— Aim —
Make an exact copy of all the records.

-- BEGIN --

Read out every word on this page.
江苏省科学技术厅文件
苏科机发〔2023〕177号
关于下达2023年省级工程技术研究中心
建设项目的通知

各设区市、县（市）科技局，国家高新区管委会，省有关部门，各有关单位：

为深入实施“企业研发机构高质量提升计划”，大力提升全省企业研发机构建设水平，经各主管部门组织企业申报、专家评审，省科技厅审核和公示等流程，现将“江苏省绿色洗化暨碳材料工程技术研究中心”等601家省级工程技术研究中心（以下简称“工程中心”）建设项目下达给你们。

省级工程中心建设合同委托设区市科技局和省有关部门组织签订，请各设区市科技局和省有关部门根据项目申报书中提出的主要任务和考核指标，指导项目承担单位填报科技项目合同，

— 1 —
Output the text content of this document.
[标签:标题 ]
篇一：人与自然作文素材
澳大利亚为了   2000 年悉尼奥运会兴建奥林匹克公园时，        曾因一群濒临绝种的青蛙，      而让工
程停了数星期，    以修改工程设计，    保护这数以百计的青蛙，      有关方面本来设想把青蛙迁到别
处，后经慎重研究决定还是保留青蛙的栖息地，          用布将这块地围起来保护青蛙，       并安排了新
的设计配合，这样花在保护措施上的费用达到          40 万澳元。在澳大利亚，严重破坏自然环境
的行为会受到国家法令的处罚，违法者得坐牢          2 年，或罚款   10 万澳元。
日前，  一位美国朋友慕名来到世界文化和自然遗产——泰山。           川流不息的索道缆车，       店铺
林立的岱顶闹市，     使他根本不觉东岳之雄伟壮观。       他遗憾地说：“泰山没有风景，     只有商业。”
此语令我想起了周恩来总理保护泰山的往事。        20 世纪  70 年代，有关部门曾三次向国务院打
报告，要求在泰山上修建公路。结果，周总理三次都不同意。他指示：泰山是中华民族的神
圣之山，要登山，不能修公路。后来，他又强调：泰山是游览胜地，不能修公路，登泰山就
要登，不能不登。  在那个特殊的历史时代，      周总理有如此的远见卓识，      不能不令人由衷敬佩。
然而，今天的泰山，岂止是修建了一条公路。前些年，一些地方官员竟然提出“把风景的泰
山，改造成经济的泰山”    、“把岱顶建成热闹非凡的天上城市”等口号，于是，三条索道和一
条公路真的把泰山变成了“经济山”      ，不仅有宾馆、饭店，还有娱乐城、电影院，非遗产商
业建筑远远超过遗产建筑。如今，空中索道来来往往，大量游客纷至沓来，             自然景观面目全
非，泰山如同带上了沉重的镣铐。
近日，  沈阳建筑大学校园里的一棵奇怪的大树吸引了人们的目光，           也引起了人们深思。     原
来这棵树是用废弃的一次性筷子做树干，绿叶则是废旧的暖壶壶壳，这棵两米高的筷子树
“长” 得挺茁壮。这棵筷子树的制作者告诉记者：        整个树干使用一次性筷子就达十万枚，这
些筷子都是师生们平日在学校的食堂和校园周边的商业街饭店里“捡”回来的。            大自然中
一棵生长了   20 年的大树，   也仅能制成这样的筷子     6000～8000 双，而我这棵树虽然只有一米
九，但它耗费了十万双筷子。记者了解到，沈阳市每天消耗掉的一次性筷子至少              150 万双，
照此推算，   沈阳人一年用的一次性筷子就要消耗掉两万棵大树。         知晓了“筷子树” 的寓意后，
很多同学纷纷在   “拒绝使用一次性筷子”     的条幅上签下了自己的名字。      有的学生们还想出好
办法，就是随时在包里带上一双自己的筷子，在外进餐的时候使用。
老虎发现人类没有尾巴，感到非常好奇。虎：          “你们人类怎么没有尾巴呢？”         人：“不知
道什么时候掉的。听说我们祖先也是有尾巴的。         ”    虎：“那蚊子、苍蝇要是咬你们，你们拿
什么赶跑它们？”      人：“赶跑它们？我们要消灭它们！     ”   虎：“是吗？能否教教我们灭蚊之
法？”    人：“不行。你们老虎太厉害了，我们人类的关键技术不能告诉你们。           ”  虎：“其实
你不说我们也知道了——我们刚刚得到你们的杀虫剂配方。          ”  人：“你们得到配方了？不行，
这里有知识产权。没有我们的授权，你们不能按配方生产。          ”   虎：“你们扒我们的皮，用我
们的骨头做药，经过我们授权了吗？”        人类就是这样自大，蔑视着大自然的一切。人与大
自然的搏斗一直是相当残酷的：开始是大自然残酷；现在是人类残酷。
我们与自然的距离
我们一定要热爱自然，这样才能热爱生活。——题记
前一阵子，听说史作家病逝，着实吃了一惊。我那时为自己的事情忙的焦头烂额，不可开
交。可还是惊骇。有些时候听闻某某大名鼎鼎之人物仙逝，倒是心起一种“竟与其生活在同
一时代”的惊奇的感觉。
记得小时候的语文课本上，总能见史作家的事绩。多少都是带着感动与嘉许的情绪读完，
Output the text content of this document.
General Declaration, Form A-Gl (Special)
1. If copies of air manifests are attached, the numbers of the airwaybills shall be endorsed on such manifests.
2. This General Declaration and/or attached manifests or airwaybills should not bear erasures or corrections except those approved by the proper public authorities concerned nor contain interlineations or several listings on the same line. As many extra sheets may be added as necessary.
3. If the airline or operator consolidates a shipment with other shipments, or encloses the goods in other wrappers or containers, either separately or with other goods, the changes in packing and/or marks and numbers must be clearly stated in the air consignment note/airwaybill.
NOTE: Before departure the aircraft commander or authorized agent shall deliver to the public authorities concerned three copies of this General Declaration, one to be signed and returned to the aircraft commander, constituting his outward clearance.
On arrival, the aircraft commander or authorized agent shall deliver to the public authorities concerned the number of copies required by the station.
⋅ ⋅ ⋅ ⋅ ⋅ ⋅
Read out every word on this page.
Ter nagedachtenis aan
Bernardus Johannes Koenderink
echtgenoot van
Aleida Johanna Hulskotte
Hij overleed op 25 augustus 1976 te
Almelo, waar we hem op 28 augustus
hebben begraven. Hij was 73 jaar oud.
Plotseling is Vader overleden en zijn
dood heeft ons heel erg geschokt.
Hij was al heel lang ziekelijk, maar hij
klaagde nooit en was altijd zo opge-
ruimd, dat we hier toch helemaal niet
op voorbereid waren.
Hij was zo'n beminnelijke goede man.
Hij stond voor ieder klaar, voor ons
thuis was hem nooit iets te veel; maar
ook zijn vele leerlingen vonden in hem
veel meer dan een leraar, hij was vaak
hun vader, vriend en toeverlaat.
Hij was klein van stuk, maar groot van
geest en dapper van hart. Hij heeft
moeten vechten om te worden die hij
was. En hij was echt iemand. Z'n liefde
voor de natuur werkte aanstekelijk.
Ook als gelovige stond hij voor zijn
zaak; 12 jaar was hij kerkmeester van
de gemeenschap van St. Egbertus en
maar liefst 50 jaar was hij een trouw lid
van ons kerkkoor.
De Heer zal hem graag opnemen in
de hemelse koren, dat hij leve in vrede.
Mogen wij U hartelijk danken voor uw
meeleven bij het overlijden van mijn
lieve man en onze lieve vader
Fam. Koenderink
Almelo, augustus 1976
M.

-- END --

— Complete answer —
Read out every word on this page.
江苏省科学技术厅文件
苏科机发〔2023〕177号
关于下达2023年省级工程技术研究中心
建设项目的通知

各设区市、县（市）科技局，国家高新区管委会，省有关部门，各有关单位：

为深入实施“企业研发机构高质量提升计划”，大力提升全省企业研发机构建设水平，经各主管部门组织企业申报、专家评审，省科技厅审核和公示等流程，现将“江苏省绿色洗化暨碳材料工程技术研究中心”等601家省级工程技术研究中心（以下简称“工程中心”）建设项目下达给你们。

省级工程中心建设合同委托设区市科技局和省有关部门组织签订，请各设区市科技局和省有关部门根据项目申报书中提出的主要任务和考核指标，指导项目承担单位填报科技项目合同，

— 1 —
Output the text content of this document.
[标签:标题 ]
篇一：人与自然作文素材
澳大利亚为了   2000 年悉尼奥运会兴建奥林匹克公园时，        曾因一群濒临绝种的青蛙，      而让工
程停了数星期，    以修改工程设计，    保护这数以百计的青蛙，      有关方面本来设想把青蛙迁到别
处，后经慎重研究决定还是保留青蛙的栖息地，          用布将这块地围起来保护青蛙，       并安排了新
的设计配合，这样花在保护措施上的费用达到          40 万澳元。在澳大利亚，严重破坏自然环境
的行为会受到国家法令的处罚，违法者得坐牢          2 年，或罚款   10 万澳元。
日前，  一位美国朋友慕名来到世界文化和自然遗产——泰山。           川流不息的索道缆车，       店铺
林立的岱顶闹市，     使他根本不觉东岳之雄伟壮观。       他遗憾地说：“泰山没有风景，     只有商业。”
此语令我想起了周恩来总理保护泰山的往事。        20 世纪  70 年代，有关部门曾三次向国务院打
报告，要求在泰山上修建公路。结果，周总理三次都不同意。他指示：泰山是中华民族的神
圣之山，要登山，不能修公路。后来，他又强调：泰山是游览胜地，不能修公路，登泰山就
要登，不能不登。  在那个特殊的历史时代，      周总理有如此的远见卓识，      不能不令人由衷敬佩。
然而，今天的泰山，岂止是修建了一条公路。前些年，一些地方官员竟然提出“把风景的泰
山，改造成经济的泰山”    、“把岱顶建成热闹非凡的天上城市”等口号，于是，三条索道和一
条公路真的把泰山变成了“经济山”      ，不仅有宾馆、饭店，还有娱乐城、电影院，非遗产商
业建筑远远超过遗产建筑。如今，空中索道来来往往，大量游客纷至沓来，             自然景观面目全
非，泰山如同带上了沉重的镣铐。
近日，  沈阳建筑大学校园里的一棵奇怪的大树吸引了人们的目光，           也引起了人们深思。     原
来这棵树是用废弃的一次性筷子做树干，绿叶则是废旧的暖壶壶壳，这棵两米高的筷子树
“长” 得挺茁壮。这棵筷子树的制作者告诉记者：        整个树干使用一次性筷子就达十万枚，这
些筷子都是师生们平日在学校的食堂和校园周边的商业街饭店里“捡”回来的。            大自然中
一棵生长了   20 年的大树，   也仅能制成这样的筷子     6000～8000 双，而我这棵树虽然只有一米
九，但它耗费了十万双筷子。记者了解到，沈阳市每天消耗掉的一次性筷子至少              150 万双，
照此推算，   沈阳人一年用的一次性筷子就要消耗掉两万棵大树。         知晓了“筷子树” 的寓意后，
很多同学纷纷在   “拒绝使用一次性筷子”     的条幅上签下了自己的名字。      有的学生们还想出好
办法，就是随时在包里带上一双自己的筷子，在外进餐的时候使用。
老虎发现人类没有尾巴，感到非常好奇。虎：          “你们人类怎么没有尾巴呢？”         人：“不知
道什么时候掉的。听说我们祖先也是有尾巴的。         ”    虎：“那蚊子、苍蝇要是咬你们，你们拿
什么赶跑它们？”      人：“赶跑它们？我们要消灭它们！     ”   虎：“是吗？能否教教我们灭蚊之
法？”    人：“不行。你们老虎太厉害了，我们人类的关键技术不能告诉你们。           ”  虎：“其实
你不说我们也知道了——我们刚刚得到你们的杀虫剂配方。          ”  人：“你们得到配方了？不行，
这里有知识产权。没有我们的授权，你们不能按配方生产。          ”   虎：“你们扒我们的皮，用我
们的骨头做药，经过我们授权了吗？”        人类就是这样自大，蔑视着大自然的一切。人与大
自然的搏斗一直是相当残酷的：开始是大自然残酷；现在是人类残酷。
我们与自然的距离
我们一定要热爱自然，这样才能热爱生活。——题记
前一阵子，听说史作家病逝，着实吃了一惊。我那时为自己的事情忙的焦头烂额，不可开
交。可还是惊骇。有些时候听闻某某大名鼎鼎之人物仙逝，倒是心起一种“竟与其生活在同
一时代”的惊奇的感觉。
记得小时候的语文课本上，总能见史作家的事绩。多少都是带着感动与嘉许的情绪读完，
Output the text content of this document.
General Declaration, Form A-Gl (Special)
1. If copies of air manifests are attached, the numbers of the airwaybills shall be endorsed on such manifests.
2. This General Declaration and/or attached manifests or airwaybills should not bear erasures or corrections except those approved by the proper public authorities concerned nor contain interlineations or several listings on the same line. As many extra sheets may be added as necessary.
3. If the airline or operator consolidates a shipment with other shipments, or encloses the goods in other wrappers or containers, either separately or with other goods, the changes in packing and/or marks and numbers must be clearly stated in the air consignment note/airwaybill.
NOTE: Before departure the aircraft commander or authorized agent shall deliver to the public authorities concerned three copies of this General Declaration, one to be signed and returned to the aircraft commander, constituting his outward clearance.
On arrival, the aircraft commander or authorized agent shall deliver to the public authorities concerned the number of copies required by the station.
⋅ ⋅ ⋅ ⋅ ⋅ ⋅
Read out every word on this page.
Ter nagedachtenis aan
Bernardus Johannes Koenderink
echtgenoot van
Aleida Johanna Hulskotte
Hij overleed op 25 augustus 1976 te
Almelo, waar we hem op 28 augustus
hebben begraven. Hij was 73 jaar oud.
Plotseling is Vader overleden en zijn
dood heeft ons heel erg geschokt.
Hij was al heel lang ziekelijk, maar hij
klaagde nooit en was altijd zo opge-
ruimd, dat we hier toch helemaal niet
op voorbereid waren.
Hij was zo'n beminnelijke goede man.
Hij stond voor ieder klaar, voor ons
thuis was hem nooit iets te veel; maar
ook zijn vele leerlingen vonden in hem
veel meer dan een leraar, hij was vaak
hun vader, vriend en toeverlaat.
Hij was klein van stuk, maar groot van
geest en dapper van hart. Hij heeft
moeten vechten om te worden die hij
was. En hij was echt iemand. Z'n liefde
voor de natuur werkte aanstekelijk.
Ook als gelovige stond hij voor zijn
zaak; 12 jaar was hij kerkmeester van
de gemeenschap van St. Egbertus en
maar liefst 50 jaar was hij een trouw lid
van ons kerkkoor.
De Heer zal hem graag opnemen in
de hemelse koren, dat hij leve in vrede.
Mogen wij U hartelijk danken voor uw
meeleven bij het overlijden van mijn
lieve man en onze lieve vader
Fam. Koenderink
Almelo, augustus 1976
M.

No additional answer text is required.